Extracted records
● ● ● ● ●
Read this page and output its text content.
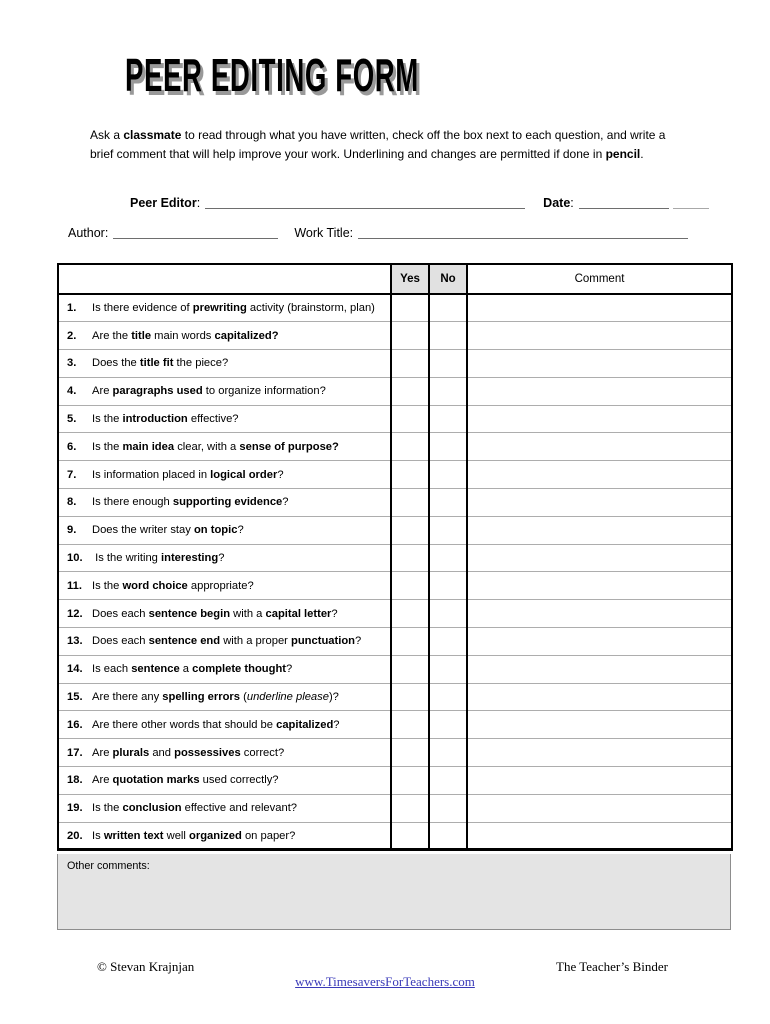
PEER EDITING FORM

Ask a classmate to read through what you have written, check off the box next to each question, and write a
brief comment that will help improve your work. Underlining and changes are permitted if done in pencil.

Peer Editor:	Date:
Author:	Work Title:
	Yes	No	Comment
1. Is there evidence of prewriting activity (brainstorm, plan)			
2. Are the title main words capitalized?			
3. Does the title fit the piece?			
4. Are paragraphs used to organize information?			
5. Is the introduction effective?			
6. Is the main idea clear, with a sense of purpose?			
7. Is information placed in logical order?			
8. Is there enough supporting evidence?			
9. Does the writer stay on topic?			
10. Is the writing interesting?			
11. Is the word choice appropriate?			
12. Does each sentence begin with a capital letter?			
13. Does each sentence end with a proper punctuation?			
14. Is each sentence a complete thought?			
15. Are there any spelling errors (underline please)?			
16. Are there other words that should be capitalized?			
17. Are plurals and possessives correct?			
18. Are quotation marks used correctly?			
19. Is the conclusion effective and relevant?			
20. Is written text well organized on paper?			
Other comments:
© Stevan Krajnjan	The Teacher’s Binder
www.TimesaversForTeachers.com
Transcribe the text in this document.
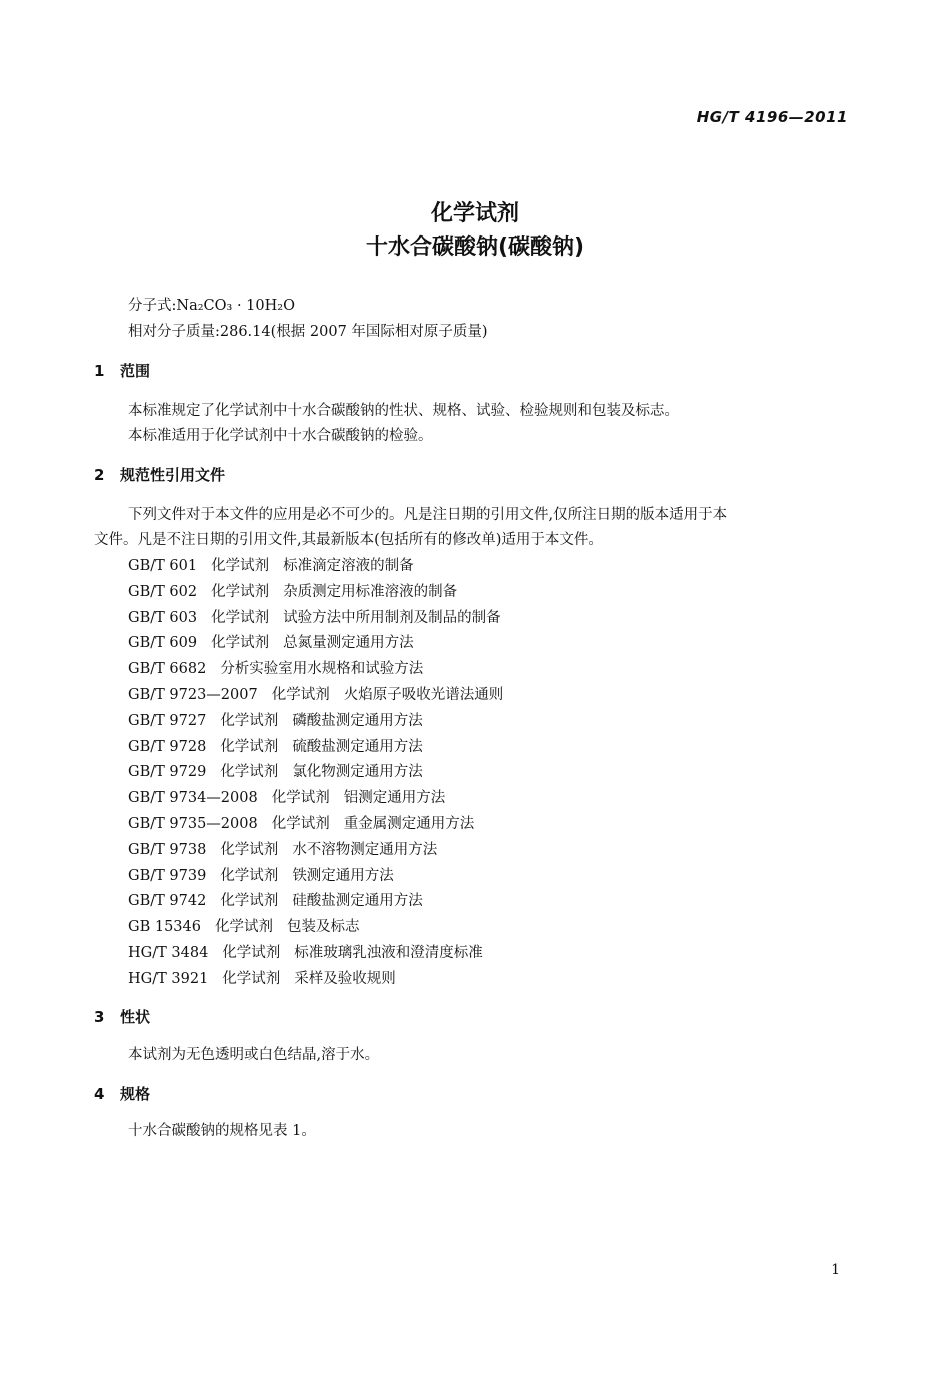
HG/T 4196—2011
化学试剂
十水合碳酸钠(碳酸钠)
分子式:Na₂CO₃ · 10H₂O
相对分子质量:286.14(根据 2007 年国际相对原子质量)
1 范围
本标准规定了化学试剂中十水合碳酸钠的性状、规格、试验、检验规则和包装及标志。
本标准适用于化学试剂中十水合碳酸钠的检验。
2 规范性引用文件
下列文件对于本文件的应用是必不可少的。凡是注日期的引用文件,仅所注日期的版本适用于本
文件。凡是不注日期的引用文件,其最新版本(包括所有的修改单)适用于本文件。
GB/T 601 化学试剂 标准滴定溶液的制备
GB/T 602 化学试剂 杂质测定用标准溶液的制备
GB/T 603 化学试剂 试验方法中所用制剂及制品的制备
GB/T 609 化学试剂 总氮量测定通用方法
GB/T 6682 分析实验室用水规格和试验方法
GB/T 9723—2007 化学试剂 火焰原子吸收光谱法通则
GB/T 9727 化学试剂 磷酸盐测定通用方法
GB/T 9728 化学试剂 硫酸盐测定通用方法
GB/T 9729 化学试剂 氯化物测定通用方法
GB/T 9734—2008 化学试剂 铝测定通用方法
GB/T 9735—2008 化学试剂 重金属测定通用方法
GB/T 9738 化学试剂 水不溶物测定通用方法
GB/T 9739 化学试剂 铁测定通用方法
GB/T 9742 化学试剂 硅酸盐测定通用方法
GB 15346 化学试剂 包装及标志
HG/T 3484 化学试剂 标准玻璃乳浊液和澄清度标准
HG/T 3921 化学试剂 采样及验收规则
3 性状
本试剂为无色透明或白色结晶,溶于水。
4 规格
十水合碳酸钠的规格见表 1。
1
● ● ● ● ●
### [YOUR TASK]
Copy verbatim the span that begins at the line containing "Transcribe the text in this document." and ends at the last line of the material, inclusive of both; exclude pictures.

### [EXERCISE SOLUTION]
Transcribe the text in this document.
HG/T 4196—2011
化学试剂
十水合碳酸钠(碳酸钠)
分子式:Na₂CO₃ · 10H₂O
相对分子质量:286.14(根据 2007 年国际相对原子质量)
1 范围
本标准规定了化学试剂中十水合碳酸钠的性状、规格、试验、检验规则和包装及标志。
本标准适用于化学试剂中十水合碳酸钠的检验。
2 规范性引用文件
下列文件对于本文件的应用是必不可少的。凡是注日期的引用文件,仅所注日期的版本适用于本
文件。凡是不注日期的引用文件,其最新版本(包括所有的修改单)适用于本文件。
GB/T 601 化学试剂 标准滴定溶液的制备
GB/T 602 化学试剂 杂质测定用标准溶液的制备
GB/T 603 化学试剂 试验方法中所用制剂及制品的制备
GB/T 609 化学试剂 总氮量测定通用方法
GB/T 6682 分析实验室用水规格和试验方法
GB/T 9723—2007 化学试剂 火焰原子吸收光谱法通则
GB/T 9727 化学试剂 磷酸盐测定通用方法
GB/T 9728 化学试剂 硫酸盐测定通用方法
GB/T 9729 化学试剂 氯化物测定通用方法
GB/T 9734—2008 化学试剂 铝测定通用方法
GB/T 9735—2008 化学试剂 重金属测定通用方法
GB/T 9738 化学试剂 水不溶物测定通用方法
GB/T 9739 化学试剂 铁测定通用方法
GB/T 9742 化学试剂 硅酸盐测定通用方法
GB 15346 化学试剂 包装及标志
HG/T 3484 化学试剂 标准玻璃乳浊液和澄清度标准
HG/T 3921 化学试剂 采样及验收规则
3 性状
本试剂为无色透明或白色结晶,溶于水。
4 规格
十水合碳酸钠的规格见表 1。
1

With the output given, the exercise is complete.